> [INSTRUCTIONS TO FOLLOW]: Reproduce the listing word for word, leaving every picture behind.

-- start of SUPPLIED INFORMATION --

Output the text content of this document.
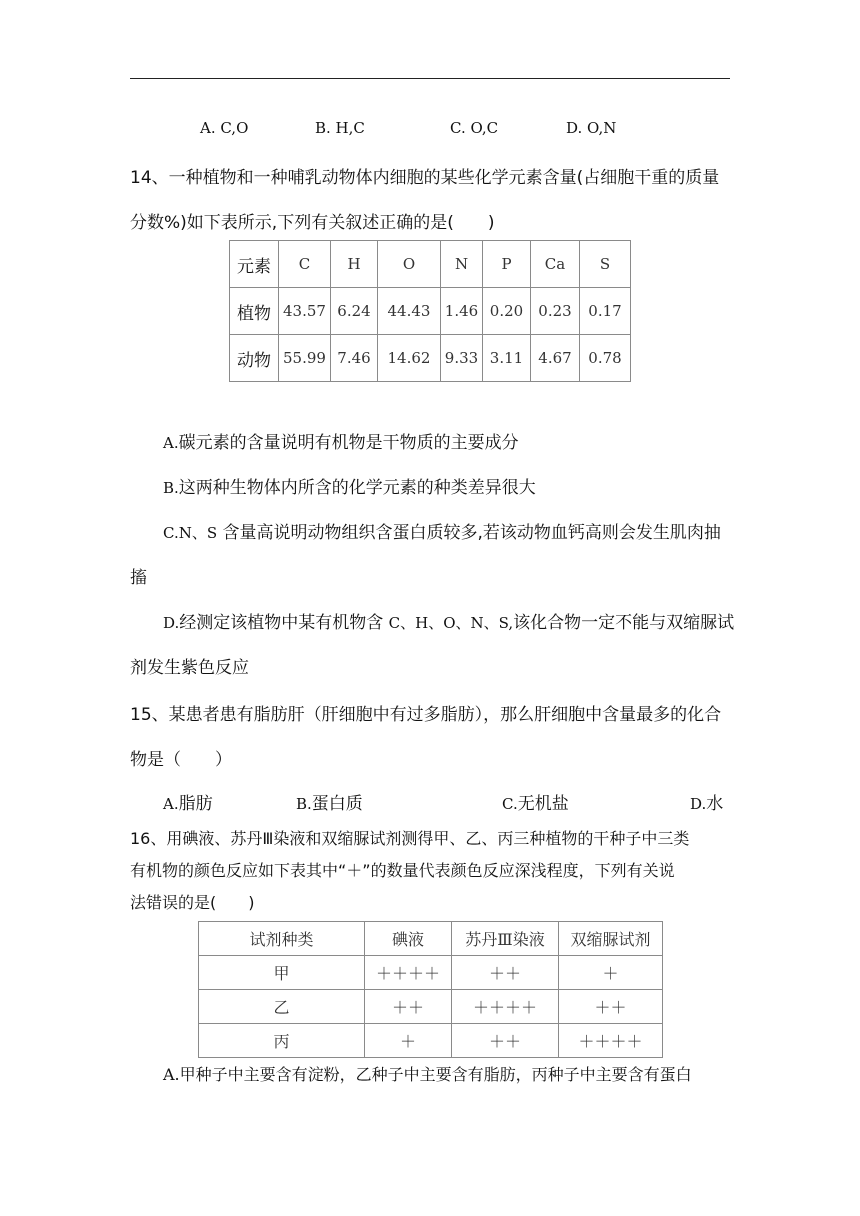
A. C,O	B. H,C	C. O,C	D. O,N
14、一种植物和一种哺乳动物体内细胞的某些化学元素含量(占细胞干重的质量
分数%)如下表所示,下列有关叙述正确的是(　　)
元素	C	H	O	N	P	Ca	S
植物	43.57	6.24	44.43	1.46	0.20	0.23	0.17
动物	55.99	7.46	14.62	9.33	3.11	4.67	0.78
A.碳元素的含量说明有机物是干物质的主要成分
B.这两种生物体内所含的化学元素的种类差异很大
C.N、S 含量高说明动物组织含蛋白质较多,若该动物血钙高则会发生肌肉抽
搐
D.经测定该植物中某有机物含 C、H、O、N、S,该化合物一定不能与双缩脲试
剂发生紫色反应
15、某患者患有脂肪肝（肝细胞中有过多脂肪），那么肝细胞中含量最多的化合
物是（　　）
A.脂肪	B.蛋白质	C.无机盐	D.水
16、用碘液、苏丹Ⅲ染液和双缩脲试剂测得甲、乙、丙三种植物的干种子中三类
有机物的颜色反应如下表其中“＋”的数量代表颜色反应深浅程度，下列有关说
法错误的是(　　)
试剂种类	碘液	苏丹Ⅲ染液	双缩脲试剂
甲	＋＋＋＋	＋＋	＋
乙	＋＋	＋＋＋＋	＋＋
丙	＋	＋＋	＋＋＋＋
A.甲种子中主要含有淀粉，乙种子中主要含有脂肪，丙种子中主要含有蛋白
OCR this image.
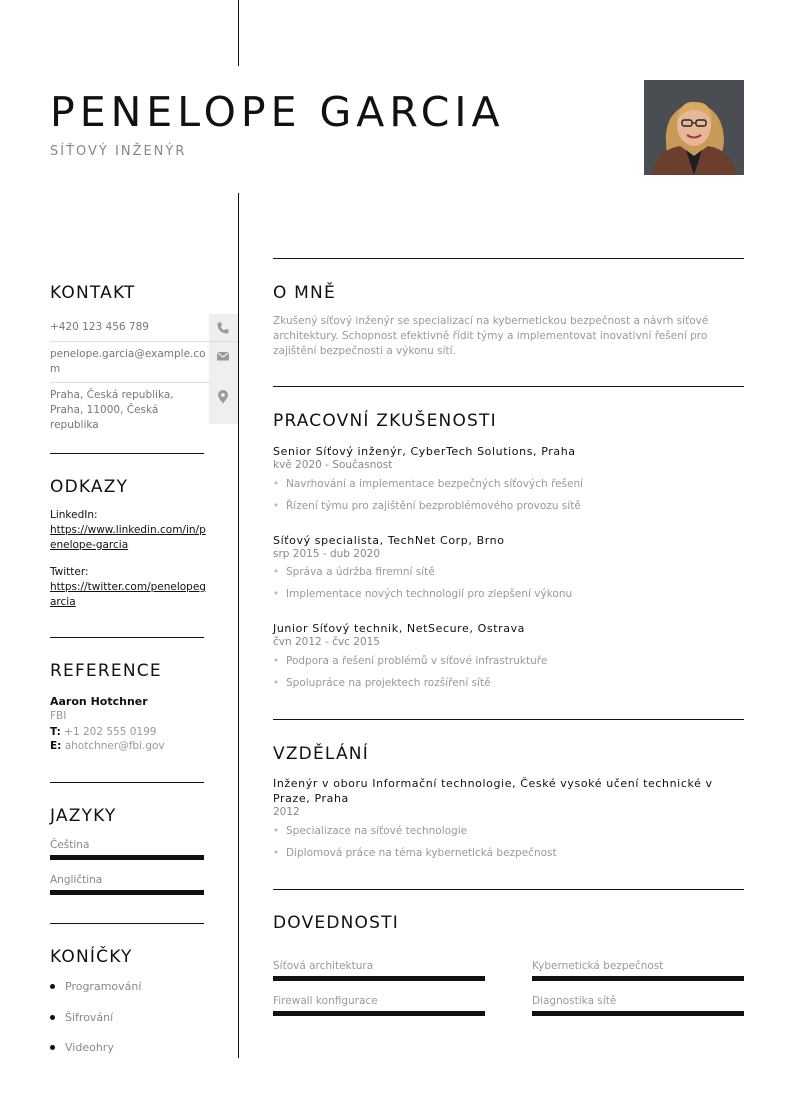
PENELOPE GARCIA
SÍŤOVÝ INŽENÝR
KONTAKT
+420 123 456 789
penelope.garcia@example.com
Praha, Česká republika, Praha, 11000, Česká republika
ODKAZY
LinkedIn:
https://www.linkedin.com/in/penelope-garcia
Twitter:
https://twitter.com/penelopegarcia
REFERENCE
Aaron Hotchner
FBI
T: +1 202 555 0199
E: ahotchner@fbi.gov
JAZYKY
Čeština
Angličtina
KONÍČKY
Programování
Šifrování
Videohry
O MNĚ

Zkušený síťový inženýr se specializací na kybernetickou bezpečnost a návrh síťové architektury. Schopnost efektivně řídit týmy a implementovat inovativní řešení pro zajištění bezpečnosti a výkonu sítí.

PRACOVNÍ ZKUŠENOSTI
Senior Síťový inženýr, CyberTech Solutions, Praha
kvě 2020 - Současnost
• Navrhování a implementace bezpečných síťových řešení
• Řízení týmu pro zajištění bezproblémového provozu sítě
Síťový specialista, TechNet Corp, Brno
srp 2015 - dub 2020
• Správa a údržba firemní sítě
• Implementace nových technologií pro zlepšení výkonu
Junior Síťový technik, NetSecure, Ostrava
čvn 2012 - čvc 2015
• Podpora a řešení problémů v síťové infrastruktuře
• Spolupráce na projektech rozšíření sítě
VZDĚLÁNÍ
Inženýr v oboru Informační technologie, České vysoké učení technické v Praze, Praha
2012
• Specializace na síťové technologie
• Diplomová práce na téma kybernetická bezpečnost
DOVEDNOSTI
Síťová architektura	Kybernetická bezpečnost
Firewall konfigurace	Diagnostika sítě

-- end of SUPPLIED INFORMATION --

> [FINISHED ANSWER]:
Output the text content of this document.
A. C,O	B. H,C	C. O,C	D. O,N
14、一种植物和一种哺乳动物体内细胞的某些化学元素含量(占细胞干重的质量
分数%)如下表所示,下列有关叙述正确的是(　　)
元素	C	H	O	N	P	Ca	S
植物	43.57	6.24	44.43	1.46	0.20	0.23	0.17
动物	55.99	7.46	14.62	9.33	3.11	4.67	0.78
A.碳元素的含量说明有机物是干物质的主要成分
B.这两种生物体内所含的化学元素的种类差异很大
C.N、S 含量高说明动物组织含蛋白质较多,若该动物血钙高则会发生肌肉抽
搐
D.经测定该植物中某有机物含 C、H、O、N、S,该化合物一定不能与双缩脲试
剂发生紫色反应
15、某患者患有脂肪肝（肝细胞中有过多脂肪），那么肝细胞中含量最多的化合
物是（　　）
A.脂肪	B.蛋白质	C.无机盐	D.水
16、用碘液、苏丹Ⅲ染液和双缩脲试剂测得甲、乙、丙三种植物的干种子中三类
有机物的颜色反应如下表其中“＋”的数量代表颜色反应深浅程度，下列有关说
法错误的是(　　)
试剂种类	碘液	苏丹Ⅲ染液	双缩脲试剂
甲	＋＋＋＋	＋＋	＋
乙	＋＋	＋＋＋＋	＋＋
丙	＋	＋＋	＋＋＋＋
A.甲种子中主要含有淀粉，乙种子中主要含有脂肪，丙种子中主要含有蛋白
OCR this image.
PENELOPE GARCIA
SÍŤOVÝ INŽENÝR
KONTAKT
+420 123 456 789
penelope.garcia@example.com
Praha, Česká republika, Praha, 11000, Česká republika
ODKAZY
LinkedIn:
https://www.linkedin.com/in/penelope-garcia
Twitter:
https://twitter.com/penelopegarcia
REFERENCE
Aaron Hotchner
FBI
T: +1 202 555 0199
E: ahotchner@fbi.gov
JAZYKY
Čeština
Angličtina
KONÍČKY
Programování
Šifrování
Videohry
O MNĚ

Zkušený síťový inženýr se specializací na kybernetickou bezpečnost a návrh síťové architektury. Schopnost efektivně řídit týmy a implementovat inovativní řešení pro zajištění bezpečnosti a výkonu sítí.

PRACOVNÍ ZKUŠENOSTI
Senior Síťový inženýr, CyberTech Solutions, Praha
kvě 2020 - Současnost
• Navrhování a implementace bezpečných síťových řešení
• Řízení týmu pro zajištění bezproblémového provozu sítě
Síťový specialista, TechNet Corp, Brno
srp 2015 - dub 2020
• Správa a údržba firemní sítě
• Implementace nových technologií pro zlepšení výkonu
Junior Síťový technik, NetSecure, Ostrava
čvn 2012 - čvc 2015
• Podpora a řešení problémů v síťové infrastruktuře
• Spolupráce na projektech rozšíření sítě
VZDĚLÁNÍ
Inženýr v oboru Informační technologie, České vysoké učení technické v Praze, Praha
2012
• Specializace na síťové technologie
• Diplomová práce na téma kybernetická bezpečnost
DOVEDNOSTI
Síťová architektura	Kybernetická bezpečnost
Firewall konfigurace	Diagnostika sítě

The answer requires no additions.